Given instruction: Collect all lines from the listing that include the string "엔티티에".

Source data:
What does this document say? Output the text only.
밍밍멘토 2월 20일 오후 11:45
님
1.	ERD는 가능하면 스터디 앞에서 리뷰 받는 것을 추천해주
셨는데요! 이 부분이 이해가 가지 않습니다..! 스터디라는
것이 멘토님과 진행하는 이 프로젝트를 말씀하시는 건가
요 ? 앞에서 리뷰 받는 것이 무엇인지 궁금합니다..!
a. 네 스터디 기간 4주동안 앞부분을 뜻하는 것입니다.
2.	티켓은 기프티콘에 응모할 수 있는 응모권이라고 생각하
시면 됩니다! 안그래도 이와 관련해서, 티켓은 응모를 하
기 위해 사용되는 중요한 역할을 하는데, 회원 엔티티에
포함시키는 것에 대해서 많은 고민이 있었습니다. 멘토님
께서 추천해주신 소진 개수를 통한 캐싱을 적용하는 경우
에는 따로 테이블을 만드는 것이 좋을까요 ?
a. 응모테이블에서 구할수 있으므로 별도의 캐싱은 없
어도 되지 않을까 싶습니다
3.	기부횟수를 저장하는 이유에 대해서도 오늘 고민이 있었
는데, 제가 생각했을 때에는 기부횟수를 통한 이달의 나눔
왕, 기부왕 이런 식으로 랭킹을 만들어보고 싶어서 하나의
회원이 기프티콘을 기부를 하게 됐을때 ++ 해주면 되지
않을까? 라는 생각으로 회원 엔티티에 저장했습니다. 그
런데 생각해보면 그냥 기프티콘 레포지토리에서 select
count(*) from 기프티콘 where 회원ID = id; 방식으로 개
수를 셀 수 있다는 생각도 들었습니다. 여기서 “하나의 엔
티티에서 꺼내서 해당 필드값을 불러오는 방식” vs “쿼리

...

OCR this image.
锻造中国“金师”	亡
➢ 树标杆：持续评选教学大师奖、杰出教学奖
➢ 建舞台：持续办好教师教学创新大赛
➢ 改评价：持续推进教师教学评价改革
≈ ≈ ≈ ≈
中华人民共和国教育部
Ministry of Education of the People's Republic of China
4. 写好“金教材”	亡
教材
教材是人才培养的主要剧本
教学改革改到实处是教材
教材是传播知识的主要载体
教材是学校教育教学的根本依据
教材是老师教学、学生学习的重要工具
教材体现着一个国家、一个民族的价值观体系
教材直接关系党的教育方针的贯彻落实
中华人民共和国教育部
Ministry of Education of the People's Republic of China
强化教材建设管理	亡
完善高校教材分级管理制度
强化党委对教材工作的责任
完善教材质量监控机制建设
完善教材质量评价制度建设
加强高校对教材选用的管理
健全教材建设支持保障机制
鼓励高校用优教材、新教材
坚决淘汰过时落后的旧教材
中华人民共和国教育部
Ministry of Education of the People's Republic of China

Written response:
기 위해 사용되는 중요한 역할을 하는데, 회원 엔티티에
않을까? 라는 생각으로 회원 엔티티에 저장했습니다. 그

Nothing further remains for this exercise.